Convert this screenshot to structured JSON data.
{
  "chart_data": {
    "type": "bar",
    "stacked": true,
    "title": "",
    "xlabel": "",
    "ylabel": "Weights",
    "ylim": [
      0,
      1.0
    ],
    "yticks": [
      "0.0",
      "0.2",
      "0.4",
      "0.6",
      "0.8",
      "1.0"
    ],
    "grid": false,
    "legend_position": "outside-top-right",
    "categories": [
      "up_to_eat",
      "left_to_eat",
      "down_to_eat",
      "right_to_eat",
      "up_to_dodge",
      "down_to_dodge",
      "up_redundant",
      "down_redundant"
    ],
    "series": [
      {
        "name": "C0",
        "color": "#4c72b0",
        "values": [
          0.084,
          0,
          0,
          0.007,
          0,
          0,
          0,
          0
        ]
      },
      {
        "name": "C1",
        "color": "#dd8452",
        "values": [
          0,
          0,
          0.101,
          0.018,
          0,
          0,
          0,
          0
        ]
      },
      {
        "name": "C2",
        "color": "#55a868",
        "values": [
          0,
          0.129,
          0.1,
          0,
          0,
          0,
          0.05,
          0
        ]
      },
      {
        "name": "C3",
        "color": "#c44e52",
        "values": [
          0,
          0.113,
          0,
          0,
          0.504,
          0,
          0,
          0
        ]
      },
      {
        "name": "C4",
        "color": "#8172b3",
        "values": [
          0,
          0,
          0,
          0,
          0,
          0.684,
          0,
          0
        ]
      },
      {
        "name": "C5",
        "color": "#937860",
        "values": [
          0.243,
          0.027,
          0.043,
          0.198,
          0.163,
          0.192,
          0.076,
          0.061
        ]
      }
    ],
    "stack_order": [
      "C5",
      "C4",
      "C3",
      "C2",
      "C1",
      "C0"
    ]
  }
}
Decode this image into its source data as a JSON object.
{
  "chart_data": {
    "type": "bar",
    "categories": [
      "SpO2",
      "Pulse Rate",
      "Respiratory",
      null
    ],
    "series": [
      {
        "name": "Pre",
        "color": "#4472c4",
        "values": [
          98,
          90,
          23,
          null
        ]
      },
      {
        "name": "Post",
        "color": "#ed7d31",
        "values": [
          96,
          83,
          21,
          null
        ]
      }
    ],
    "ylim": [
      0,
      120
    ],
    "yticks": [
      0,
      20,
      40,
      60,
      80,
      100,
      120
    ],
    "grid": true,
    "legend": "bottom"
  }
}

- - - -

◆ What is being asked ◆
All of the material above needs to be copied exactly.

◆ Exercise result ◆
Convert this screenshot to structured JSON data.
{
  "chart_data": {
    "type": "bar",
    "stacked": true,
    "title": "",
    "xlabel": "",
    "ylabel": "Weights",
    "ylim": [
      0,
      1.0
    ],
    "yticks": [
      "0.0",
      "0.2",
      "0.4",
      "0.6",
      "0.8",
      "1.0"
    ],
    "grid": false,
    "legend_position": "outside-top-right",
    "categories": [
      "up_to_eat",
      "left_to_eat",
      "down_to_eat",
      "right_to_eat",
      "up_to_dodge",
      "down_to_dodge",
      "up_redundant",
      "down_redundant"
    ],
    "series": [
      {
        "name": "C0",
        "color": "#4c72b0",
        "values": [
          0.084,
          0,
          0,
          0.007,
          0,
          0,
          0,
          0
        ]
      },
      {
        "name": "C1",
        "color": "#dd8452",
        "values": [
          0,
          0,
          0.101,
          0.018,
          0,
          0,
          0,
          0
        ]
      },
      {
        "name": "C2",
        "color": "#55a868",
        "values": [
          0,
          0.129,
          0.1,
          0,
          0,
          0,
          0.05,
          0
        ]
      },
      {
        "name": "C3",
        "color": "#c44e52",
        "values": [
          0,
          0.113,
          0,
          0,
          0.504,
          0,
          0,
          0
        ]
      },
      {
        "name": "C4",
        "color": "#8172b3",
        "values": [
          0,
          0,
          0,
          0,
          0,
          0.684,
          0,
          0
        ]
      },
      {
        "name": "C5",
        "color": "#937860",
        "values": [
          0.243,
          0.027,
          0.043,
          0.198,
          0.163,
          0.192,
          0.076,
          0.061
        ]
      }
    ],
    "stack_order": [
      "C5",
      "C4",
      "C3",
      "C2",
      "C1",
      "C0"
    ]
  }
}
Decode this image into its source data as a JSON object.
{
  "chart_data": {
    "type": "bar",
    "categories": [
      "SpO2",
      "Pulse Rate",
      "Respiratory",
      null
    ],
    "series": [
      {
        "name": "Pre",
        "color": "#4472c4",
        "values": [
          98,
          90,
          23,
          null
        ]
      },
      {
        "name": "Post",
        "color": "#ed7d31",
        "values": [
          96,
          83,
          21,
          null
        ]
      }
    ],
    "ylim": [
      0,
      120
    ],
    "yticks": [
      0,
      20,
      40,
      60,
      80,
      100,
      120
    ],
    "grid": true,
    "legend": "bottom"
  }
}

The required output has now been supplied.